● **Short exercise**
Examine the records and identify each line that includes the string "bottom". Copy those lines.

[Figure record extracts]
* Start *

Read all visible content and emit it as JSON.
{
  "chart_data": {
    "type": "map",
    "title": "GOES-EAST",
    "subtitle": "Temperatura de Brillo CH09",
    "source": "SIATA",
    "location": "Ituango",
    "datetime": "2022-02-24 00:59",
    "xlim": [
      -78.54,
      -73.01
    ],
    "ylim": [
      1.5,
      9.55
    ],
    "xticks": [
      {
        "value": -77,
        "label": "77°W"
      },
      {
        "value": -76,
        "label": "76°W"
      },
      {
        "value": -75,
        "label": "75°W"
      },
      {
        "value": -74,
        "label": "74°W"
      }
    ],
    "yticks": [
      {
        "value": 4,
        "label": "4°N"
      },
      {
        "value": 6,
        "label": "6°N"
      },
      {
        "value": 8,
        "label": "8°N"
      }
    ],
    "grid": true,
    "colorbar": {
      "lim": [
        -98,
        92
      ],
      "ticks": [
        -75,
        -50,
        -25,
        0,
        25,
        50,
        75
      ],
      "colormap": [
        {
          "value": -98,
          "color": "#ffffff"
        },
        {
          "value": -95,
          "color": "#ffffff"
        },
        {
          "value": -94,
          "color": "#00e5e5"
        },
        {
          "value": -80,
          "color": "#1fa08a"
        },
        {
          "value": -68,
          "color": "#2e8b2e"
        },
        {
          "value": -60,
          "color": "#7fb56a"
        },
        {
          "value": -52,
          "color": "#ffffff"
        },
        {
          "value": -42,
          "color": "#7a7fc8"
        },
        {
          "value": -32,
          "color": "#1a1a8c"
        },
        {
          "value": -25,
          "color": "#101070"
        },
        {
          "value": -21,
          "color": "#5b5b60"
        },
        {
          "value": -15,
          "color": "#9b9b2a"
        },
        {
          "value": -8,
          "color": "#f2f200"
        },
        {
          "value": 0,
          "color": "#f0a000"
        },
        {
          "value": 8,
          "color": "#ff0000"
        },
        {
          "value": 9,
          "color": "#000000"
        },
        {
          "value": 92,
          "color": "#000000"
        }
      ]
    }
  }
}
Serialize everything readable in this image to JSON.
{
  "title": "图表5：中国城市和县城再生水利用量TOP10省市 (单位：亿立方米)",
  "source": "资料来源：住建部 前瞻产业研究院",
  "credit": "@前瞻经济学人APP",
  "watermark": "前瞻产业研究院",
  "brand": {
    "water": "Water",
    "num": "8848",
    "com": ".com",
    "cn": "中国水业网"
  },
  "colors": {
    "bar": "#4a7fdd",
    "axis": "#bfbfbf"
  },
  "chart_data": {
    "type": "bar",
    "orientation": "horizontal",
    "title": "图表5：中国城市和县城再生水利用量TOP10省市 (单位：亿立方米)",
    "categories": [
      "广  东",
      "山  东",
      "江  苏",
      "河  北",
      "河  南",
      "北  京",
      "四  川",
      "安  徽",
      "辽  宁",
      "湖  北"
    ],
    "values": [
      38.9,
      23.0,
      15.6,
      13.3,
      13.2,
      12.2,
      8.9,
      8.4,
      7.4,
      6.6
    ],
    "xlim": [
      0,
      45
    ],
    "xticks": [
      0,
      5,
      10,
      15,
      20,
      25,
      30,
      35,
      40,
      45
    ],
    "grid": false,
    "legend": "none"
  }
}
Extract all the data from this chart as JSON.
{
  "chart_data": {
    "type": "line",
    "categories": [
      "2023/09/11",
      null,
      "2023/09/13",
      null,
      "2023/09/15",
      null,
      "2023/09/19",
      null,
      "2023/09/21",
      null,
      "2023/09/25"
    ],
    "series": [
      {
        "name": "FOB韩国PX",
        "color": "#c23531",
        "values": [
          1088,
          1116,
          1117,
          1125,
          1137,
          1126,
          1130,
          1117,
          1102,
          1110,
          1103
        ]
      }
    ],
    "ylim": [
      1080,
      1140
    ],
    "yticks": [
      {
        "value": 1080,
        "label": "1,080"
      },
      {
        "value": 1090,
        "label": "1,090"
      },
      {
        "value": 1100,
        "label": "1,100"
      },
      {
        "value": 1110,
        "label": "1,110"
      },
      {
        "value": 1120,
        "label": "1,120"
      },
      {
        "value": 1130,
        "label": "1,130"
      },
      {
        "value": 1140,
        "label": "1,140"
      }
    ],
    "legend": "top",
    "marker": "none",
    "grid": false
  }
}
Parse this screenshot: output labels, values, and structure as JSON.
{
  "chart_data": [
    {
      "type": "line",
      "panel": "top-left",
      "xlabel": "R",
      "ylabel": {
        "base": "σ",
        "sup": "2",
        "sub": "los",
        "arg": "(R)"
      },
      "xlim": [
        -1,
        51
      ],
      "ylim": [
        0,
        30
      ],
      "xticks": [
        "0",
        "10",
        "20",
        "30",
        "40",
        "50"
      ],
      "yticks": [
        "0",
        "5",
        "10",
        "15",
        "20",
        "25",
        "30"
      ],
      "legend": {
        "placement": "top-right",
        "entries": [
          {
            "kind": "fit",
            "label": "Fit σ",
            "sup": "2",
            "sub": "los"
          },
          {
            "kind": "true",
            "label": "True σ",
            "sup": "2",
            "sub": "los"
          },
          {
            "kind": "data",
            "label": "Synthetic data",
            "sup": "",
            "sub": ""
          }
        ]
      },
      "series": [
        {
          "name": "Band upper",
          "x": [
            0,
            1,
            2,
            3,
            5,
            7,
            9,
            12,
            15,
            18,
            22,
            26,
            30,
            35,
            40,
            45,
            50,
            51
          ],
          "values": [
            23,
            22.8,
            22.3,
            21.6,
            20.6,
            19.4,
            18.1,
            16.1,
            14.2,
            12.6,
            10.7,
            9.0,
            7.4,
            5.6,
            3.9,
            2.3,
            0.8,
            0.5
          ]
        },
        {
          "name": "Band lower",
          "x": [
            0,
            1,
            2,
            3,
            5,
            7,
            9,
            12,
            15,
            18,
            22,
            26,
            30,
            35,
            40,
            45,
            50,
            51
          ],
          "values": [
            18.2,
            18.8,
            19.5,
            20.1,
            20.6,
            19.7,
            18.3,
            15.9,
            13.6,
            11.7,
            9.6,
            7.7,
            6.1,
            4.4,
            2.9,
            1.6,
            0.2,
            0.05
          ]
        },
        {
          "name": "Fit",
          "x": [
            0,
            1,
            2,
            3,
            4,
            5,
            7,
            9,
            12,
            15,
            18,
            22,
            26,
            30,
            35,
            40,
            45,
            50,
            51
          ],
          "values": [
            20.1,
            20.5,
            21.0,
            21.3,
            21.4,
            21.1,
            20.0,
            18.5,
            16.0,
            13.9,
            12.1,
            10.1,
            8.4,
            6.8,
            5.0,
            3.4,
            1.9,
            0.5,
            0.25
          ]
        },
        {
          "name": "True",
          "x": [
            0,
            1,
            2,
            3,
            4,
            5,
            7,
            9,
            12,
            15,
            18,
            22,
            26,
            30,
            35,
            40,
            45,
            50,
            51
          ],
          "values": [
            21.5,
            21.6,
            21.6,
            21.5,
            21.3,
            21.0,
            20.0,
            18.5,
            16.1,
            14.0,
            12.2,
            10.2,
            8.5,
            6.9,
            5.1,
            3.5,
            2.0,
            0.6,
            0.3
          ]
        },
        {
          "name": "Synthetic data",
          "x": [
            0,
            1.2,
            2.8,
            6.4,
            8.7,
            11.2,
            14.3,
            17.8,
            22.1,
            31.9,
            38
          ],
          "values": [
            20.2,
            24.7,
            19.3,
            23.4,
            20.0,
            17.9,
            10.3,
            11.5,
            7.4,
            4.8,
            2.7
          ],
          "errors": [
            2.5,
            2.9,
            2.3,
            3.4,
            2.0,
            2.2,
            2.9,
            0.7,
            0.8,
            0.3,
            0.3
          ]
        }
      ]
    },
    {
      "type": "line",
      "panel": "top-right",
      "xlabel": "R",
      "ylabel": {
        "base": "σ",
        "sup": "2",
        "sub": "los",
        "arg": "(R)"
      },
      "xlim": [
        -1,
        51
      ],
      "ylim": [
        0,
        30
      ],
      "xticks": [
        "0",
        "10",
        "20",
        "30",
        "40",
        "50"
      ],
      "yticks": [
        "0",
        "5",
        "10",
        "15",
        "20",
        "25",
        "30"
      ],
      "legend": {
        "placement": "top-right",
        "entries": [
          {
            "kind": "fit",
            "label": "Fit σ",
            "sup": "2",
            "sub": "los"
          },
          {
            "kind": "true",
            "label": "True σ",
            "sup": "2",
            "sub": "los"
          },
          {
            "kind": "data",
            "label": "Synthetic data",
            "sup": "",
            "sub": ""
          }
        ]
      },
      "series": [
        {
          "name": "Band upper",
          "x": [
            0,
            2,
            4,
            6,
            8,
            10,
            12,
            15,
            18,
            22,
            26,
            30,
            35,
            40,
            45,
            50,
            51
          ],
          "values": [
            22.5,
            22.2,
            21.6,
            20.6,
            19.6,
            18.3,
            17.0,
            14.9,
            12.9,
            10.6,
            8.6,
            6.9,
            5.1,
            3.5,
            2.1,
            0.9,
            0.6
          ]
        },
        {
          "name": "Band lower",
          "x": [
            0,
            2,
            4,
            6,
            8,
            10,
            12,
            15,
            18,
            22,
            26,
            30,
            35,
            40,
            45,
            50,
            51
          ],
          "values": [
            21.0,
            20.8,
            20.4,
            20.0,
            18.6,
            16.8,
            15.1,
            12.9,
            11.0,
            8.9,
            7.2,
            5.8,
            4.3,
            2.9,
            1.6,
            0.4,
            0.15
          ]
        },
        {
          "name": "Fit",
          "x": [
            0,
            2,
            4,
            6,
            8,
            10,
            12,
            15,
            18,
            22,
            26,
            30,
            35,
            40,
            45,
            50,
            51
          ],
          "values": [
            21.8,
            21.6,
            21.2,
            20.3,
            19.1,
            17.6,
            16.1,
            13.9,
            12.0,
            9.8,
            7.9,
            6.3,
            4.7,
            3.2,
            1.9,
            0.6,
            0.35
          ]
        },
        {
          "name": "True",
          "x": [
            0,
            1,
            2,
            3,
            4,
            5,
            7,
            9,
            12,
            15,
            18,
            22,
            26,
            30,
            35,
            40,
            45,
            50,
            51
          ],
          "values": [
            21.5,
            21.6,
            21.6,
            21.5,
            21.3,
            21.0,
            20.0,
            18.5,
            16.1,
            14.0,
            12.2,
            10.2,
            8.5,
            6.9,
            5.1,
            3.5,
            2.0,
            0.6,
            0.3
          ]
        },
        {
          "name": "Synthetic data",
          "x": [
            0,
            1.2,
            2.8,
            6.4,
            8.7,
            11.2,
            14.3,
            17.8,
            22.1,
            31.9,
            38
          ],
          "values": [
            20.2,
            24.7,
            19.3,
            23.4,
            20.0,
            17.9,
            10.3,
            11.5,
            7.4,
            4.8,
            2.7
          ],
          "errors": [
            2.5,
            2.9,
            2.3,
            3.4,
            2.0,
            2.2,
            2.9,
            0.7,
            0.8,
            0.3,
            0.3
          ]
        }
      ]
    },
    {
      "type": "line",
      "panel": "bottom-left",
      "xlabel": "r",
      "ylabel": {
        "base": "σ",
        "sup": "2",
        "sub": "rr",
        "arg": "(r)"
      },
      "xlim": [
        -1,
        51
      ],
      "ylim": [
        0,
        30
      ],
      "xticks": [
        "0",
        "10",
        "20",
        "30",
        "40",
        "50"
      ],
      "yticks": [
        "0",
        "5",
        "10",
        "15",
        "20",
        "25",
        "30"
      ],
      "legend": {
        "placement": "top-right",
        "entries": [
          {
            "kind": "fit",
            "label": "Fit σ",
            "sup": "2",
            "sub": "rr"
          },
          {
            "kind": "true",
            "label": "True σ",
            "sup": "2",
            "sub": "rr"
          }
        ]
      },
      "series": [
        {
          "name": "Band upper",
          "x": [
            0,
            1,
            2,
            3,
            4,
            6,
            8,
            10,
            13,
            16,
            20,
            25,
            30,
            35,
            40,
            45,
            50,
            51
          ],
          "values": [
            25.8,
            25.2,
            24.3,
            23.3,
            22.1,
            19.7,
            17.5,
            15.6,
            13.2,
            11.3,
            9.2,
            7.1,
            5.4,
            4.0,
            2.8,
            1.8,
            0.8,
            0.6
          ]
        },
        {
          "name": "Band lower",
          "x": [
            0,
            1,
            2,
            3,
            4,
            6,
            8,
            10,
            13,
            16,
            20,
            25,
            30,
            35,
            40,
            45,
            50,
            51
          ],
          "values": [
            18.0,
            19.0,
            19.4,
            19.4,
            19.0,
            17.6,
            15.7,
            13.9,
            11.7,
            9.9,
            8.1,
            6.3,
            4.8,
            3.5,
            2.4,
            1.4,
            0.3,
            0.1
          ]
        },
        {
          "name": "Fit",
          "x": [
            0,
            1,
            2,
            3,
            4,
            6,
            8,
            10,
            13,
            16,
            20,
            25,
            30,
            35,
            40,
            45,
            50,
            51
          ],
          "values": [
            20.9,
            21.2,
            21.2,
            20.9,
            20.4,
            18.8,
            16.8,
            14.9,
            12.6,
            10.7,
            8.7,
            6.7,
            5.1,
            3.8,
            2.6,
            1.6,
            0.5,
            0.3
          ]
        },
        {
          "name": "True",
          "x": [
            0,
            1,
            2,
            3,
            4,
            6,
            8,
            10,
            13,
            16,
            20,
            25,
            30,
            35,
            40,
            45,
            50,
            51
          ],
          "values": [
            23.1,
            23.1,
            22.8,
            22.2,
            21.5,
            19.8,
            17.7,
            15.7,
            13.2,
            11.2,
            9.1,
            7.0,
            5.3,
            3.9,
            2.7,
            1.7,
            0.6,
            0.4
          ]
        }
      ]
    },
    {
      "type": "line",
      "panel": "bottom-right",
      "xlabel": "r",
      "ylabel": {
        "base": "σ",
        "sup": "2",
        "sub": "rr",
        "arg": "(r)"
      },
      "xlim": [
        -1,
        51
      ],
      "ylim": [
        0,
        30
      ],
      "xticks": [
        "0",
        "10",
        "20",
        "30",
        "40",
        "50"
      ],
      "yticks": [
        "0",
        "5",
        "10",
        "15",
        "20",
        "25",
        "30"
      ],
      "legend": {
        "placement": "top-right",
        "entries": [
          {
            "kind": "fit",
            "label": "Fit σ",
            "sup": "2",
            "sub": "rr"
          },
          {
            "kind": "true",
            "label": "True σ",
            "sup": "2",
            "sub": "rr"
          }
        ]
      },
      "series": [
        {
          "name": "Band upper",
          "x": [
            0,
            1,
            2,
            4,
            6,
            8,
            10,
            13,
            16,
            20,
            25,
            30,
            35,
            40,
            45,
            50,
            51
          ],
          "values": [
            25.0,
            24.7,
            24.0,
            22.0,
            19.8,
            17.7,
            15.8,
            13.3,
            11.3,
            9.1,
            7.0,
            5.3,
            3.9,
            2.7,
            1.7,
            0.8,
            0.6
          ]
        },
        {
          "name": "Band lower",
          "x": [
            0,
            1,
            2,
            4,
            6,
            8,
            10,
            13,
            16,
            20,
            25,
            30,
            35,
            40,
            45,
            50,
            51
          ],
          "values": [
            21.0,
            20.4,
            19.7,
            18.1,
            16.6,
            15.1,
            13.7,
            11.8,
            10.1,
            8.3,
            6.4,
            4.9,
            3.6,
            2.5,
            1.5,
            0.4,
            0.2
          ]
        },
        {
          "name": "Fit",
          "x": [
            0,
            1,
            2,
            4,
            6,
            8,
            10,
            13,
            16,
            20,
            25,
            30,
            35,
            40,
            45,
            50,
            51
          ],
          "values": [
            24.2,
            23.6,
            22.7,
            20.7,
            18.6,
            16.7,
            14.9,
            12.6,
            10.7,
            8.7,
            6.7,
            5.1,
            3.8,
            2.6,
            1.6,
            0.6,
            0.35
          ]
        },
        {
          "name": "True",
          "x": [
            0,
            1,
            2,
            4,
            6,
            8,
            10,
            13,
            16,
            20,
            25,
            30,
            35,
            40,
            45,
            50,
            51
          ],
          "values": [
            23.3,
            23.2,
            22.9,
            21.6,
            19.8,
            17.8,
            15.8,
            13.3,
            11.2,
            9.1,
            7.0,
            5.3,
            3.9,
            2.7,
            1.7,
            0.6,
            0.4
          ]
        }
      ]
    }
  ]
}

* End *

● **Written solution**
      "panel": "bottom-left",
      "panel": "bottom-right",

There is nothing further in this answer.